> [EINGABE ZUR AUFGABE]
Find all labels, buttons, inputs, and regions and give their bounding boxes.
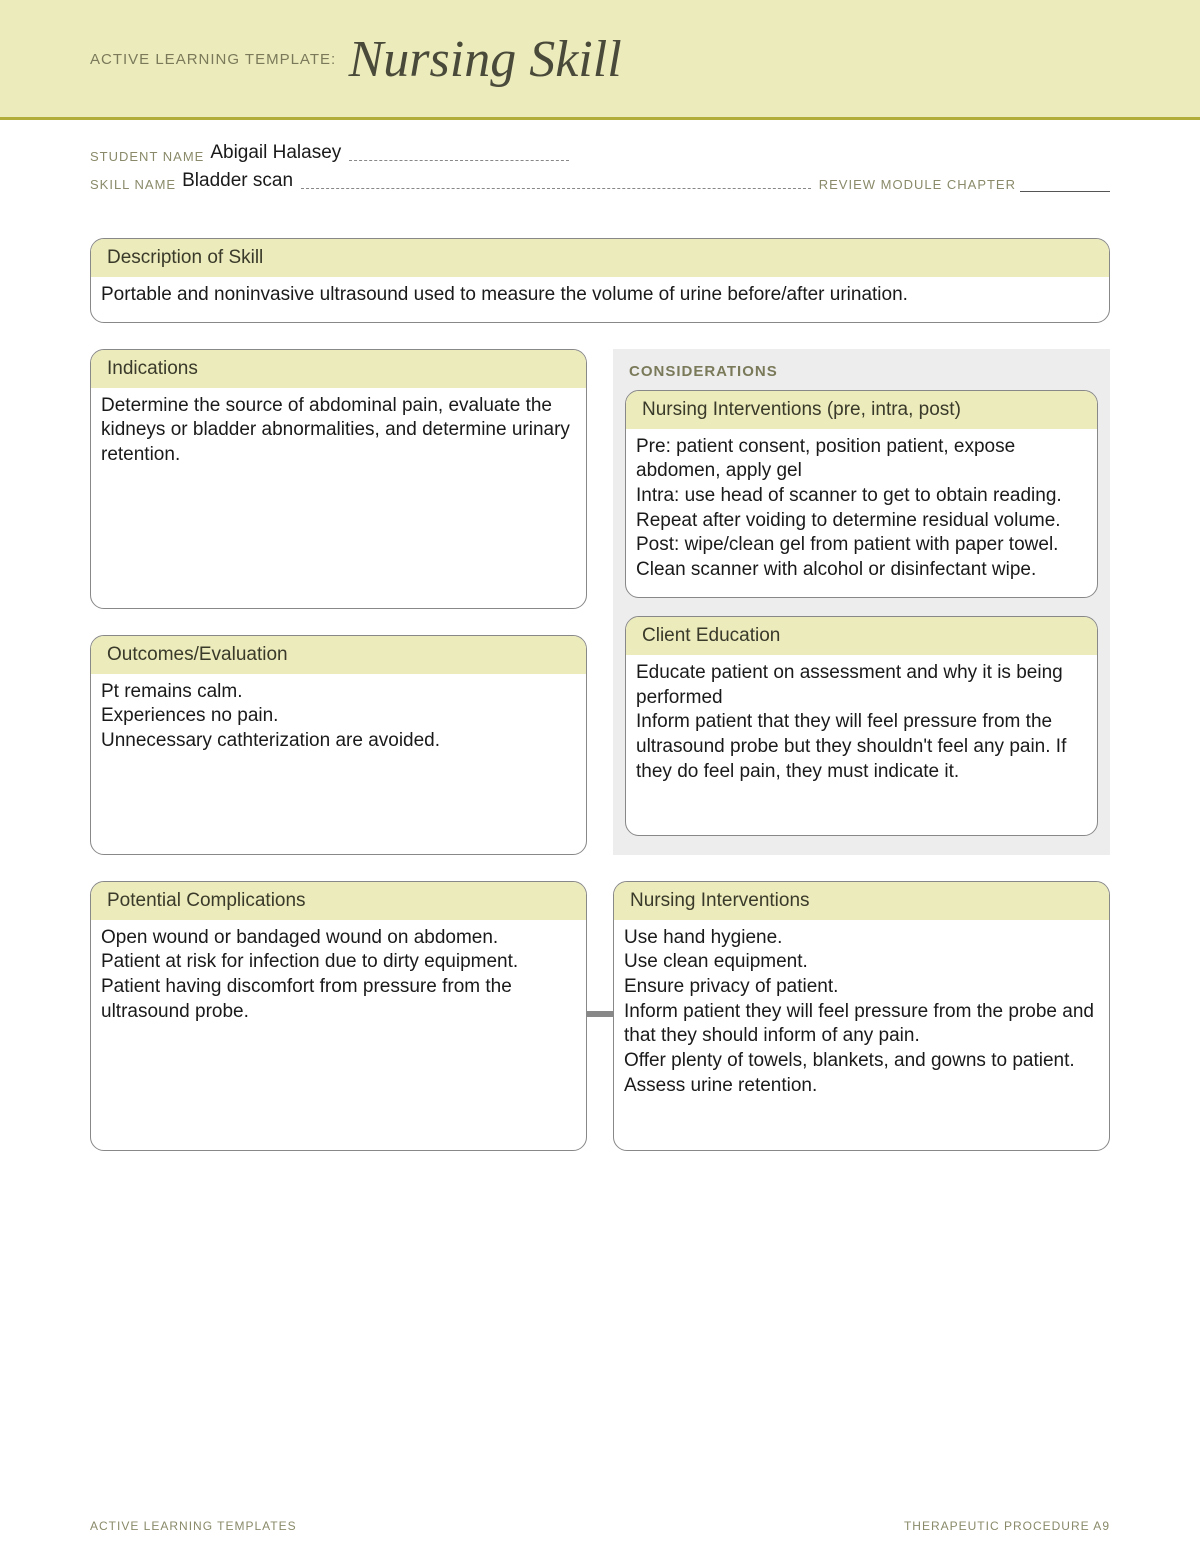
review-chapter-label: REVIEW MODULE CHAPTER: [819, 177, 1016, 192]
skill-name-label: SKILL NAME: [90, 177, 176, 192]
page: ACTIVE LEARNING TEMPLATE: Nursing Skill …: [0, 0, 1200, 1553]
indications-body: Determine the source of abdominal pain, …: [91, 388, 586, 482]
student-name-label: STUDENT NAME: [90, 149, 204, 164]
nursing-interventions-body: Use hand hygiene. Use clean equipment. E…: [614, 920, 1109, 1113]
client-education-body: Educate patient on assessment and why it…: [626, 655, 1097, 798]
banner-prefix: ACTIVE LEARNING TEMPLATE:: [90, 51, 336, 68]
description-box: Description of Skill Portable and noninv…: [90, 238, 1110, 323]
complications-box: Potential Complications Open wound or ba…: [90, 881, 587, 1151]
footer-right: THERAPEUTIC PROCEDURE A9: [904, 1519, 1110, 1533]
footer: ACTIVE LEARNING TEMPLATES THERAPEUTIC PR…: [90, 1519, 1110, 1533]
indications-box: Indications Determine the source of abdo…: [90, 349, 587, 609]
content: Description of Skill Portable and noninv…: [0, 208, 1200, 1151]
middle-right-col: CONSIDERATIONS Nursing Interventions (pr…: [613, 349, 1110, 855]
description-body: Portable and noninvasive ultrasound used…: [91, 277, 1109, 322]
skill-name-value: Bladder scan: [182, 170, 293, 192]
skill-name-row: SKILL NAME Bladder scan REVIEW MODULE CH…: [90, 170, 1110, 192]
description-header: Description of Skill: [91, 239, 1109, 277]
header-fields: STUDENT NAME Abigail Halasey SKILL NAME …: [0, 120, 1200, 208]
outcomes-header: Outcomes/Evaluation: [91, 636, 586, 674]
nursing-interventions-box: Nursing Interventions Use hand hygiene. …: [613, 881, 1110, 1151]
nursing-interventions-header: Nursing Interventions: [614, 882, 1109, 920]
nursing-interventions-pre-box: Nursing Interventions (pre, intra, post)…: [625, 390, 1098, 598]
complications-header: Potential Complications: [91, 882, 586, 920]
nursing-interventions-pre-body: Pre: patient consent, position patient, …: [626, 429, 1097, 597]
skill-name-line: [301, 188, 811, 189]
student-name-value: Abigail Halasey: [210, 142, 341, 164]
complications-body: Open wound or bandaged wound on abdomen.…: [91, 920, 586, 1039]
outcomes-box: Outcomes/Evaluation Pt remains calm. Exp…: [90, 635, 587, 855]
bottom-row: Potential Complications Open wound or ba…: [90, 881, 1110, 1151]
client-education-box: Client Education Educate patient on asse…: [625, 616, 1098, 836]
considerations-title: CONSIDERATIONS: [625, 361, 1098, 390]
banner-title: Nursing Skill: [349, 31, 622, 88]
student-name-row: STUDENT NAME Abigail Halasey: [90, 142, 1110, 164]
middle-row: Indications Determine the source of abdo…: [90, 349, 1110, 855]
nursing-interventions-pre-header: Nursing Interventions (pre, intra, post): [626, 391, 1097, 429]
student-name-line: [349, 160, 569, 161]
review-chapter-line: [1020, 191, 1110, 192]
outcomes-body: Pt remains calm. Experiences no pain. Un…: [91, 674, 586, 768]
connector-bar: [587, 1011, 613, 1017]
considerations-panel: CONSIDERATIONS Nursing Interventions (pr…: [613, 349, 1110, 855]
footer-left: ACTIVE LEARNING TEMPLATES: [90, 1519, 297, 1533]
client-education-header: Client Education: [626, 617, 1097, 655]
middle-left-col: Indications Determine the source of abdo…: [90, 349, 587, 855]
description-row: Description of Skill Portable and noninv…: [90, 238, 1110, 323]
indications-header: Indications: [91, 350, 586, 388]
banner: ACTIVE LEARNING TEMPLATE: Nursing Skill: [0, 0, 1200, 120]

...

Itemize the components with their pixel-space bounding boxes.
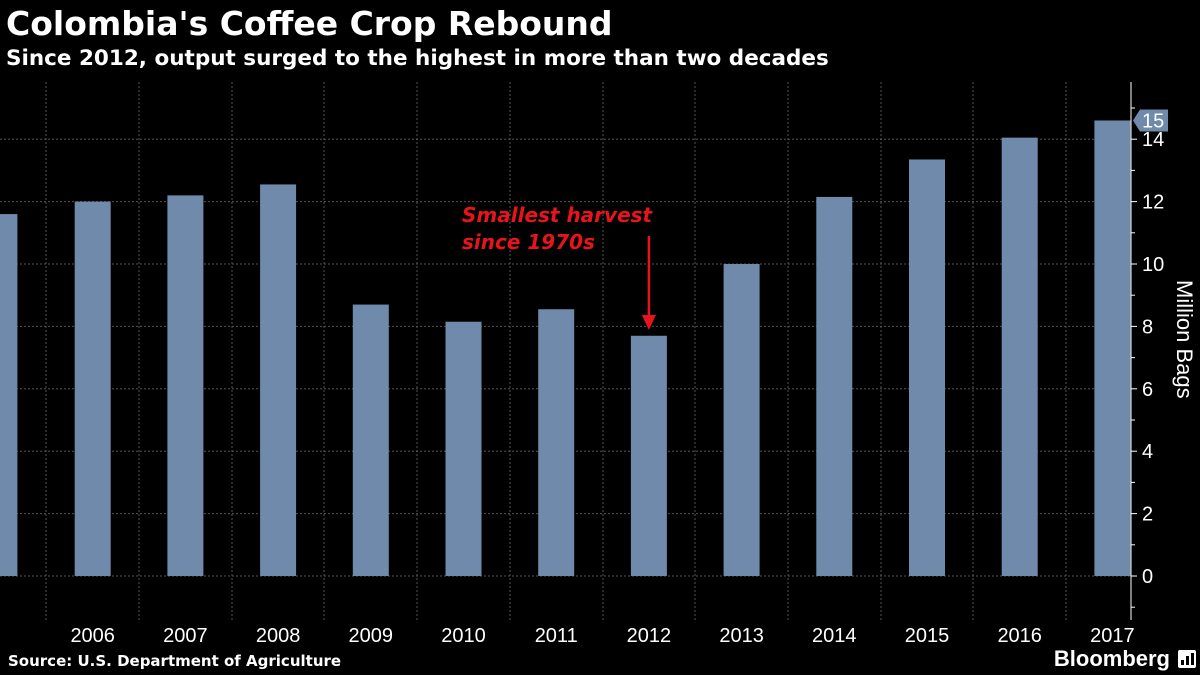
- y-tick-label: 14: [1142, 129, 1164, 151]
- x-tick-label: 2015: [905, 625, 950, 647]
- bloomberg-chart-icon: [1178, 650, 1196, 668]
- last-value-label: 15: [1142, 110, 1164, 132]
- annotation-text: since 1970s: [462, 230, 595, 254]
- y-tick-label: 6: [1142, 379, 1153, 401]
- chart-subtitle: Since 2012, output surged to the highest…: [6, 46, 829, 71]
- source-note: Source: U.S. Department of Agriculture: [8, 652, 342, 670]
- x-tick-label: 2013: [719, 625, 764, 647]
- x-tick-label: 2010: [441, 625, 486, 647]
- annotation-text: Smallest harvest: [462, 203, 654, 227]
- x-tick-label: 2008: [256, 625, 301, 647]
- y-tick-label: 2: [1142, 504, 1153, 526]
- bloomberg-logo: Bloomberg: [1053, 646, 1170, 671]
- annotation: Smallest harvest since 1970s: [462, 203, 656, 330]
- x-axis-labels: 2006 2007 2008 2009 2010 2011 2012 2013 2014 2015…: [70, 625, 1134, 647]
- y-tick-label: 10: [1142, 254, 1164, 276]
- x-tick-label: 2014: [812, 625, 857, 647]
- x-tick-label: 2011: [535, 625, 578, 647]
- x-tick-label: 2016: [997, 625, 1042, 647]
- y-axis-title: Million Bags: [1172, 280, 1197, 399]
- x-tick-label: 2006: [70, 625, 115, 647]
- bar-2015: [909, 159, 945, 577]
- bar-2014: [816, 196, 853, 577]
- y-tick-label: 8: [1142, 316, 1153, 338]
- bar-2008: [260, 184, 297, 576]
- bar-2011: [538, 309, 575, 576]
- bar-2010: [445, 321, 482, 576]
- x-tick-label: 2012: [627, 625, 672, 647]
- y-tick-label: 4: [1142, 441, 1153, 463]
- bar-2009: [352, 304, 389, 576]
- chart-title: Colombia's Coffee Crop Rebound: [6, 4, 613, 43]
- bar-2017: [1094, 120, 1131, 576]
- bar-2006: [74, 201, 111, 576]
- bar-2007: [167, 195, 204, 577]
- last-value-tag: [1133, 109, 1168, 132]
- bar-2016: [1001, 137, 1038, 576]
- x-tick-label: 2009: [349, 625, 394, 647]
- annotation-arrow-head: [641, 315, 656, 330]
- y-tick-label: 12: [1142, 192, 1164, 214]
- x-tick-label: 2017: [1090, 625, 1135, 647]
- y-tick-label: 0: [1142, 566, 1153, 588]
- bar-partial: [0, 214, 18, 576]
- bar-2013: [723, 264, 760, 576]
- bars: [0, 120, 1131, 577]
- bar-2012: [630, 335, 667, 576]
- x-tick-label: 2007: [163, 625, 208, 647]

> [ANWEISUNG]
Wie lauten die Zeilen zwischen der Zeile mit "- y-tick-label: 14: [1142, 129, 1164, 151]" und der Zeile mit "- y-tick-label: 2: [1142, 504, 1153, 526]", beide eingeschlossen? Gib sie unverändert aus.

> [DAS ERGEBNIS]
- y-tick-label: 14: [1142, 129, 1164, 151]
- x-tick-label: 2015: [905, 625, 950, 647]
- bloomberg-chart-icon: [1178, 650, 1196, 668]
- last-value-label: 15: [1142, 110, 1164, 132]
- annotation-text: since 1970s: [462, 230, 595, 254]
- y-tick-label: 6: [1142, 379, 1153, 401]
- chart-subtitle: Since 2012, output surged to the highest…: [6, 46, 829, 71]
- source-note: Source: U.S. Department of Agriculture: [8, 652, 342, 670]
- x-tick-label: 2013: [719, 625, 764, 647]
- x-tick-label: 2010: [441, 625, 486, 647]
- annotation-text: Smallest harvest: [462, 203, 654, 227]
- x-tick-label: 2008: [256, 625, 301, 647]
- y-tick-label: 2: [1142, 504, 1153, 526]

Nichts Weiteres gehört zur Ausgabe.